• **Material provided**
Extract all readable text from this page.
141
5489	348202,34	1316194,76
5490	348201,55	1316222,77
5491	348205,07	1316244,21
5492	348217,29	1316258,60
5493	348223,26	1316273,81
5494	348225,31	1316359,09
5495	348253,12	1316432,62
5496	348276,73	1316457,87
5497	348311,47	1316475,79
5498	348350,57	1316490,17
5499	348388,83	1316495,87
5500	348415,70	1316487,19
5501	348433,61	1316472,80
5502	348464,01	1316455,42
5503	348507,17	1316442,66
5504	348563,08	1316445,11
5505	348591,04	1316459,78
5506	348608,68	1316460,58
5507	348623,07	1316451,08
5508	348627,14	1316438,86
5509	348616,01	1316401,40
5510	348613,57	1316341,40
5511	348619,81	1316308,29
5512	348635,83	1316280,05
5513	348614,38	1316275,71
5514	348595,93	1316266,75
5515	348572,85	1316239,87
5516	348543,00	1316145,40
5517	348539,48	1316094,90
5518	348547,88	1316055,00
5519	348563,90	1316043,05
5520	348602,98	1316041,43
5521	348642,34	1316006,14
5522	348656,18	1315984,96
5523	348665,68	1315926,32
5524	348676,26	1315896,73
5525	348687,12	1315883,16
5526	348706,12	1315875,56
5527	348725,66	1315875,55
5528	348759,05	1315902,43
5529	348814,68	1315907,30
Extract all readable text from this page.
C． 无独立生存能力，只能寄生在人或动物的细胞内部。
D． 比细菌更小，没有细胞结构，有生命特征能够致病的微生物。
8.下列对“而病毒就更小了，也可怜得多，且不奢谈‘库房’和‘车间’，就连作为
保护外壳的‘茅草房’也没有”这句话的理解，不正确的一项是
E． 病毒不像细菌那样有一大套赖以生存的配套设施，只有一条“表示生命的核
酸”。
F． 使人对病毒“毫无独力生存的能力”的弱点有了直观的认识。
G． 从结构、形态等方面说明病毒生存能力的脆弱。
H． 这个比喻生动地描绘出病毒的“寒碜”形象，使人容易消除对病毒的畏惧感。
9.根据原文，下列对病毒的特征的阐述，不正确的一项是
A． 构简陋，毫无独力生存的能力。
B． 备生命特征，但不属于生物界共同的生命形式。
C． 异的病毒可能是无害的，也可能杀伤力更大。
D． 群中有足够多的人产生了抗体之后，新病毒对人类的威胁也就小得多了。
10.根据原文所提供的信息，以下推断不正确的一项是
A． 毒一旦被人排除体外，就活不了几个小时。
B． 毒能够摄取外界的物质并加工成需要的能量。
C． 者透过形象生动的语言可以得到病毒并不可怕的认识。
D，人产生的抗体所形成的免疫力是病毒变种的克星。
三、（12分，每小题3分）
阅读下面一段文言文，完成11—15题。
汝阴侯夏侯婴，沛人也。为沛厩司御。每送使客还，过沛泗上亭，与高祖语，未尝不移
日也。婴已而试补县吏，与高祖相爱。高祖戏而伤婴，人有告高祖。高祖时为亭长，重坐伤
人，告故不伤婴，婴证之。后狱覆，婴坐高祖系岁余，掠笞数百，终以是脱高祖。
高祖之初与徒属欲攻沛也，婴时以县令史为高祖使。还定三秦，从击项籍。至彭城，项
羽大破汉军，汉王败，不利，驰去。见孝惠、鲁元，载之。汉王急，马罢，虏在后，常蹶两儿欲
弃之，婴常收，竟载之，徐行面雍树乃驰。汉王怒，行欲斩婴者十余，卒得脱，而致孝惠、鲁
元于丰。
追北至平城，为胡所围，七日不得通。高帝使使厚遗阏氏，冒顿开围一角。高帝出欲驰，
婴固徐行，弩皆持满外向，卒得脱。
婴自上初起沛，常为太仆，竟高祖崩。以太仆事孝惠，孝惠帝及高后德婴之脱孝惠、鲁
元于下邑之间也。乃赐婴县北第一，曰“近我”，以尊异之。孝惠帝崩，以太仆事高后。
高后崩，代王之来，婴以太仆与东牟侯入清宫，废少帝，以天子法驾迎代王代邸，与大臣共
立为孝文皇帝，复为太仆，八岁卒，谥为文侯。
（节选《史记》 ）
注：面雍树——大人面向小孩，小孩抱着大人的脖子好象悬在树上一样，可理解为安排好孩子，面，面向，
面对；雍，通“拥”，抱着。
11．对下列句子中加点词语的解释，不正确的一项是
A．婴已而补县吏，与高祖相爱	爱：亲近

• **Set problem**
Copy out the lines in which the string "毫无独力生存的能力" appears.

• **Written answer**
F． 使人对病毒“毫无独力生存的能力”的弱点有了直观的认识。
A． 构简陋，毫无独力生存的能力。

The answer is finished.